Each record that follows should be repeated exactly, minus any images.

┌─ Extracted entries

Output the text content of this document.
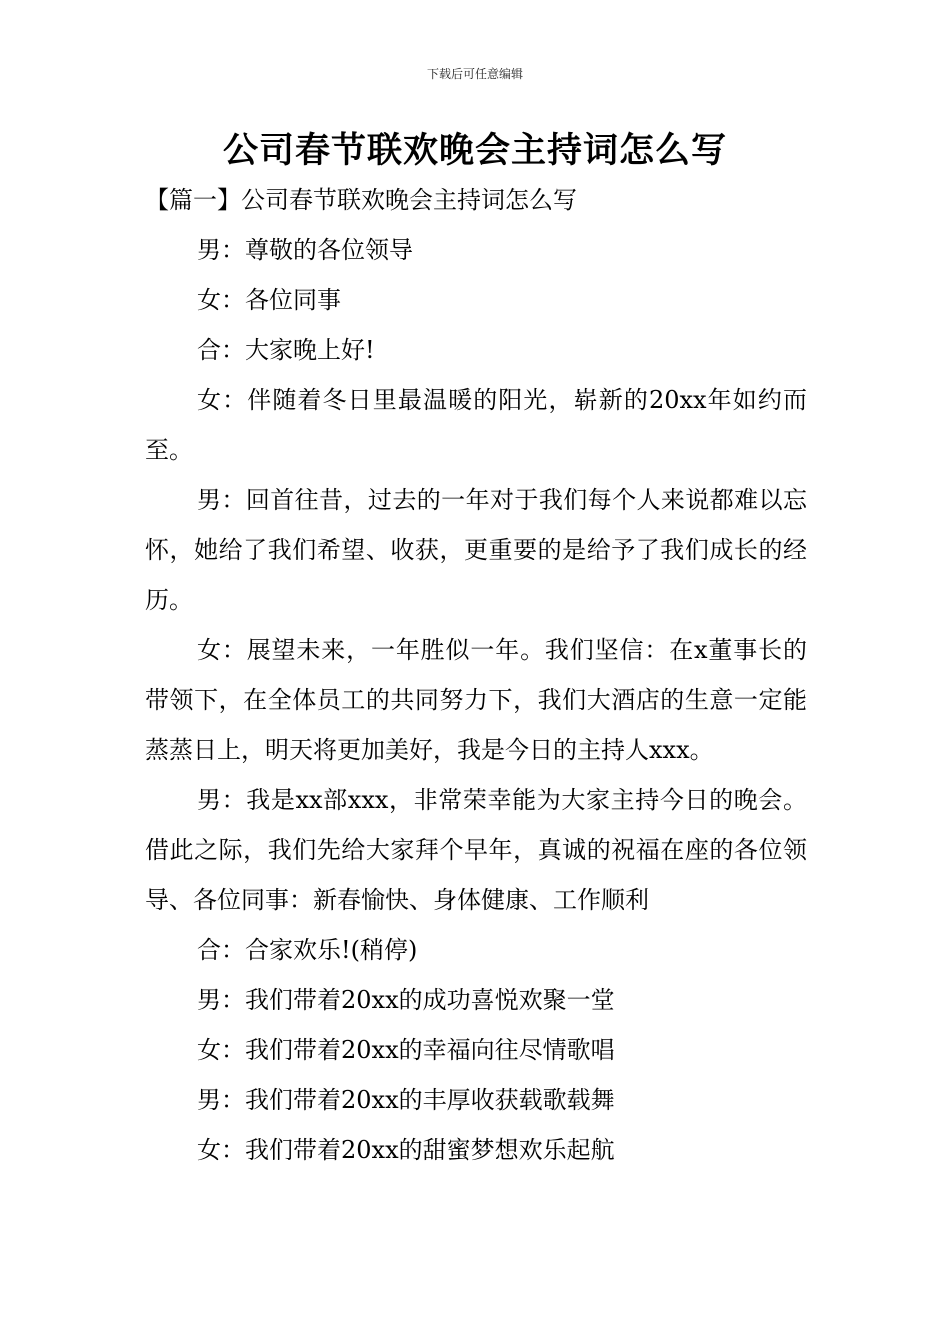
下载后可任意编辑
公司春节联欢晚会主持词怎么写

【篇一】公司春节联欢晚会主持词怎么写

男：尊敬的各位领导

女：各位同事

合：大家晚上好!

女：伴随着冬日里最温暖的阳光，崭新的20xx年如约而至。

男：回首往昔，过去的一年对于我们每个人来说都难以忘怀，她给了我们希望、收获，更重要的是给予了我们成长的经历。

女：展望未来，一年胜似一年。我们坚信：在x董事长的带领下，在全体员工的共同努力下，我们大酒店的生意一定能蒸蒸日上，明天将更加美好，我是今日的主持人xxx。

男：我是xx部xxx，非常荣幸能为大家主持今日的晚会。借此之际，我们先给大家拜个早年，真诚的祝福在座的各位领导、各位同事：新春愉快、身体健康、工作顺利

合：合家欢乐!(稍停)

男：我们带着20xx的成功喜悦欢聚一堂

女：我们带着20xx的幸福向往尽情歌唱

男：我们带着20xx的丰厚收获载歌载舞

女：我们带着20xx的甜蜜梦想欢乐起航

└─

Complete output:
Output the text content of this document.
下载后可任意编辑
公司春节联欢晚会主持词怎么写

【篇一】公司春节联欢晚会主持词怎么写

男：尊敬的各位领导

女：各位同事

合：大家晚上好!

女：伴随着冬日里最温暖的阳光，崭新的20xx年如约而至。

男：回首往昔，过去的一年对于我们每个人来说都难以忘怀，她给了我们希望、收获，更重要的是给予了我们成长的经历。

女：展望未来，一年胜似一年。我们坚信：在x董事长的带领下，在全体员工的共同努力下，我们大酒店的生意一定能蒸蒸日上，明天将更加美好，我是今日的主持人xxx。

男：我是xx部xxx，非常荣幸能为大家主持今日的晚会。借此之际，我们先给大家拜个早年，真诚的祝福在座的各位领导、各位同事：新春愉快、身体健康、工作顺利

合：合家欢乐!(稍停)

男：我们带着20xx的成功喜悦欢聚一堂

女：我们带着20xx的幸福向往尽情歌唱

男：我们带着20xx的丰厚收获载歌载舞

女：我们带着20xx的甜蜜梦想欢乐起航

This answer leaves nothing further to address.